Written task:
Could you extract every entry below and reproduce it exactly?

Dataset extract:

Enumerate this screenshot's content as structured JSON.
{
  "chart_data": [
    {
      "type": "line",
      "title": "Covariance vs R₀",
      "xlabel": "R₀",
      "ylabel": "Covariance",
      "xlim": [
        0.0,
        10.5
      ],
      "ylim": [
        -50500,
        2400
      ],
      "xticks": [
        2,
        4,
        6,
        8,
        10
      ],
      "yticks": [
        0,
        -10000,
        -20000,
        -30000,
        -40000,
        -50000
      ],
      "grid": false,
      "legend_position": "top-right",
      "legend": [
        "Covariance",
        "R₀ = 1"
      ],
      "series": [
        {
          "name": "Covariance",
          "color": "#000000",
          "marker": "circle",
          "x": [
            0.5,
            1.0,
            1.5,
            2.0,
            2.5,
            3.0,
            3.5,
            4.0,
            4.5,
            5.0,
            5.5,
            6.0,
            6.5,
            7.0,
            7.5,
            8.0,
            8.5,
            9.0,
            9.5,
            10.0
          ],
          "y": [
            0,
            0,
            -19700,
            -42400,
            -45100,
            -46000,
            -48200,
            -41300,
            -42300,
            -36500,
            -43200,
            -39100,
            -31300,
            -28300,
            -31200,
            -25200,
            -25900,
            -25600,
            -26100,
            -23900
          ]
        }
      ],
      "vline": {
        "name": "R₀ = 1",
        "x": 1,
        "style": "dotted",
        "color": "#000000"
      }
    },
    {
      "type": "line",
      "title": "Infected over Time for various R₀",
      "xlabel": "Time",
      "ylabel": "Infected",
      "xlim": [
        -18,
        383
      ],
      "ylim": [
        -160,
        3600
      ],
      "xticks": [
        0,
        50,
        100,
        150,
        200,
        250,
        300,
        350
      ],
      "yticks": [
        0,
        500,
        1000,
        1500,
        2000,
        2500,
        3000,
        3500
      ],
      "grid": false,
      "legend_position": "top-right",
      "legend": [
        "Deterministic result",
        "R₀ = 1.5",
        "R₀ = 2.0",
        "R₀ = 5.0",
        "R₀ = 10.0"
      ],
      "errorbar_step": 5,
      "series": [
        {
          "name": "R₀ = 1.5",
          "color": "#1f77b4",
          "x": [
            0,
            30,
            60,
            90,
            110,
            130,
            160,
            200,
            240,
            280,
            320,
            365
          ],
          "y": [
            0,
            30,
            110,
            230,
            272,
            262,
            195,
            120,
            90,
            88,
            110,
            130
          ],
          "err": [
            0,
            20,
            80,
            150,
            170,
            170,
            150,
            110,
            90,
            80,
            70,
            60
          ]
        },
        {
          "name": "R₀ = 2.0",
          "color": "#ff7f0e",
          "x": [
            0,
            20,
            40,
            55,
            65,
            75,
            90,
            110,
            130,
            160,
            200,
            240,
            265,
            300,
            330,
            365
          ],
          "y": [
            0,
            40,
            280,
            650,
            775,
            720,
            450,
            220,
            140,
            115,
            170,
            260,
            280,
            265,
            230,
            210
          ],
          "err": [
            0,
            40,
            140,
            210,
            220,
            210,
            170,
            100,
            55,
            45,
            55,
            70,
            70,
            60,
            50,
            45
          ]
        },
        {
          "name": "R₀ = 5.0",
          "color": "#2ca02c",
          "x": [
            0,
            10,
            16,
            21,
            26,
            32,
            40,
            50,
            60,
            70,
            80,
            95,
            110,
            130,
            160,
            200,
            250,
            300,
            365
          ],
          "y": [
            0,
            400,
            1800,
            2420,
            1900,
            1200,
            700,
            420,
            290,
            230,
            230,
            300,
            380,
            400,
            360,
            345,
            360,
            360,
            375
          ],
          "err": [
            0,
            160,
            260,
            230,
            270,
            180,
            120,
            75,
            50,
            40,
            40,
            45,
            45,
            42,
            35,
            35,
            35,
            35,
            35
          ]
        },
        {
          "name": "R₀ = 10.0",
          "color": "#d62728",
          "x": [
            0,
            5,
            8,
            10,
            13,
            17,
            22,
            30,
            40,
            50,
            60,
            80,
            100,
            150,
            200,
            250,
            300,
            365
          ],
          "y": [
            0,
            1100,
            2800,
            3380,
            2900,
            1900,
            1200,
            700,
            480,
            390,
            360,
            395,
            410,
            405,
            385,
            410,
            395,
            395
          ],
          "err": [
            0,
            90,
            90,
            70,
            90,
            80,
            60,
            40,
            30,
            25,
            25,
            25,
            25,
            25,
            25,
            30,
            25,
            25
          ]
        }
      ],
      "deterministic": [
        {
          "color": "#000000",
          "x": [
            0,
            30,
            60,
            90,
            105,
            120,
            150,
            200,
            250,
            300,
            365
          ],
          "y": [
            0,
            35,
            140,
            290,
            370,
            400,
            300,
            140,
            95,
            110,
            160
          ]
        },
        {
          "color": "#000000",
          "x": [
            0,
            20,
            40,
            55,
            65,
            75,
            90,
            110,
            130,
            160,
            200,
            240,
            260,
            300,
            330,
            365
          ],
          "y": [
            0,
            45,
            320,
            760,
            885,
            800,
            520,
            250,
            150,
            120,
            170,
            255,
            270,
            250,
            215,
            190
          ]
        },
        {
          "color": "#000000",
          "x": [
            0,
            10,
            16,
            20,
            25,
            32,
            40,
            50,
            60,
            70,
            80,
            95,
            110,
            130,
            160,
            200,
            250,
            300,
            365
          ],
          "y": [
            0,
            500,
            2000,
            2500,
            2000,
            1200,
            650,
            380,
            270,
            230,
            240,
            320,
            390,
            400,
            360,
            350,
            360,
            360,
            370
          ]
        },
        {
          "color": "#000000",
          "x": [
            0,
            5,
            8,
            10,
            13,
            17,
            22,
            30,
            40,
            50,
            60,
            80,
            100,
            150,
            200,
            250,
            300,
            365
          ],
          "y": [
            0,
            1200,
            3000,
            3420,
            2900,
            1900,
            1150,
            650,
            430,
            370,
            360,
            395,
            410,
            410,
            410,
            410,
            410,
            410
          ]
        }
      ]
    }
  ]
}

Solution to this task:
Enumerate this screenshot's content as structured JSON.
{
  "chart_data": [
    {
      "type": "line",
      "title": "Covariance vs R₀",
      "xlabel": "R₀",
      "ylabel": "Covariance",
      "xlim": [
        0.0,
        10.5
      ],
      "ylim": [
        -50500,
        2400
      ],
      "xticks": [
        2,
        4,
        6,
        8,
        10
      ],
      "yticks": [
        0,
        -10000,
        -20000,
        -30000,
        -40000,
        -50000
      ],
      "grid": false,
      "legend_position": "top-right",
      "legend": [
        "Covariance",
        "R₀ = 1"
      ],
      "series": [
        {
          "name": "Covariance",
          "color": "#000000",
          "marker": "circle",
          "x": [
            0.5,
            1.0,
            1.5,
            2.0,
            2.5,
            3.0,
            3.5,
            4.0,
            4.5,
            5.0,
            5.5,
            6.0,
            6.5,
            7.0,
            7.5,
            8.0,
            8.5,
            9.0,
            9.5,
            10.0
          ],
          "y": [
            0,
            0,
            -19700,
            -42400,
            -45100,
            -46000,
            -48200,
            -41300,
            -42300,
            -36500,
            -43200,
            -39100,
            -31300,
            -28300,
            -31200,
            -25200,
            -25900,
            -25600,
            -26100,
            -23900
          ]
        }
      ],
      "vline": {
        "name": "R₀ = 1",
        "x": 1,
        "style": "dotted",
        "color": "#000000"
      }
    },
    {
      "type": "line",
      "title": "Infected over Time for various R₀",
      "xlabel": "Time",
      "ylabel": "Infected",
      "xlim": [
        -18,
        383
      ],
      "ylim": [
        -160,
        3600
      ],
      "xticks": [
        0,
        50,
        100,
        150,
        200,
        250,
        300,
        350
      ],
      "yticks": [
        0,
        500,
        1000,
        1500,
        2000,
        2500,
        3000,
        3500
      ],
      "grid": false,
      "legend_position": "top-right",
      "legend": [
        "Deterministic result",
        "R₀ = 1.5",
        "R₀ = 2.0",
        "R₀ = 5.0",
        "R₀ = 10.0"
      ],
      "errorbar_step": 5,
      "series": [
        {
          "name": "R₀ = 1.5",
          "color": "#1f77b4",
          "x": [
            0,
            30,
            60,
            90,
            110,
            130,
            160,
            200,
            240,
            280,
            320,
            365
          ],
          "y": [
            0,
            30,
            110,
            230,
            272,
            262,
            195,
            120,
            90,
            88,
            110,
            130
          ],
          "err": [
            0,
            20,
            80,
            150,
            170,
            170,
            150,
            110,
            90,
            80,
            70,
            60
          ]
        },
        {
          "name": "R₀ = 2.0",
          "color": "#ff7f0e",
          "x": [
            0,
            20,
            40,
            55,
            65,
            75,
            90,
            110,
            130,
            160,
            200,
            240,
            265,
            300,
            330,
            365
          ],
          "y": [
            0,
            40,
            280,
            650,
            775,
            720,
            450,
            220,
            140,
            115,
            170,
            260,
            280,
            265,
            230,
            210
          ],
          "err": [
            0,
            40,
            140,
            210,
            220,
            210,
            170,
            100,
            55,
            45,
            55,
            70,
            70,
            60,
            50,
            45
          ]
        },
        {
          "name": "R₀ = 5.0",
          "color": "#2ca02c",
          "x": [
            0,
            10,
            16,
            21,
            26,
            32,
            40,
            50,
            60,
            70,
            80,
            95,
            110,
            130,
            160,
            200,
            250,
            300,
            365
          ],
          "y": [
            0,
            400,
            1800,
            2420,
            1900,
            1200,
            700,
            420,
            290,
            230,
            230,
            300,
            380,
            400,
            360,
            345,
            360,
            360,
            375
          ],
          "err": [
            0,
            160,
            260,
            230,
            270,
            180,
            120,
            75,
            50,
            40,
            40,
            45,
            45,
            42,
            35,
            35,
            35,
            35,
            35
          ]
        },
        {
          "name": "R₀ = 10.0",
          "color": "#d62728",
          "x": [
            0,
            5,
            8,
            10,
            13,
            17,
            22,
            30,
            40,
            50,
            60,
            80,
            100,
            150,
            200,
            250,
            300,
            365
          ],
          "y": [
            0,
            1100,
            2800,
            3380,
            2900,
            1900,
            1200,
            700,
            480,
            390,
            360,
            395,
            410,
            405,
            385,
            410,
            395,
            395
          ],
          "err": [
            0,
            90,
            90,
            70,
            90,
            80,
            60,
            40,
            30,
            25,
            25,
            25,
            25,
            25,
            25,
            30,
            25,
            25
          ]
        }
      ],
      "deterministic": [
        {
          "color": "#000000",
          "x": [
            0,
            30,
            60,
            90,
            105,
            120,
            150,
            200,
            250,
            300,
            365
          ],
          "y": [
            0,
            35,
            140,
            290,
            370,
            400,
            300,
            140,
            95,
            110,
            160
          ]
        },
        {
          "color": "#000000",
          "x": [
            0,
            20,
            40,
            55,
            65,
            75,
            90,
            110,
            130,
            160,
            200,
            240,
            260,
            300,
            330,
            365
          ],
          "y": [
            0,
            45,
            320,
            760,
            885,
            800,
            520,
            250,
            150,
            120,
            170,
            255,
            270,
            250,
            215,
            190
          ]
        },
        {
          "color": "#000000",
          "x": [
            0,
            10,
            16,
            20,
            25,
            32,
            40,
            50,
            60,
            70,
            80,
            95,
            110,
            130,
            160,
            200,
            250,
            300,
            365
          ],
          "y": [
            0,
            500,
            2000,
            2500,
            2000,
            1200,
            650,
            380,
            270,
            230,
            240,
            320,
            390,
            400,
            360,
            350,
            360,
            360,
            370
          ]
        },
        {
          "color": "#000000",
          "x": [
            0,
            5,
            8,
            10,
            13,
            17,
            22,
            30,
            40,
            50,
            60,
            80,
            100,
            150,
            200,
            250,
            300,
            365
          ],
          "y": [
            0,
            1200,
            3000,
            3420,
            2900,
            1900,
            1150,
            650,
            430,
            370,
            360,
            395,
            410,
            410,
            410,
            410,
            410,
            410
          ]
        }
      ]
    }
  ]
}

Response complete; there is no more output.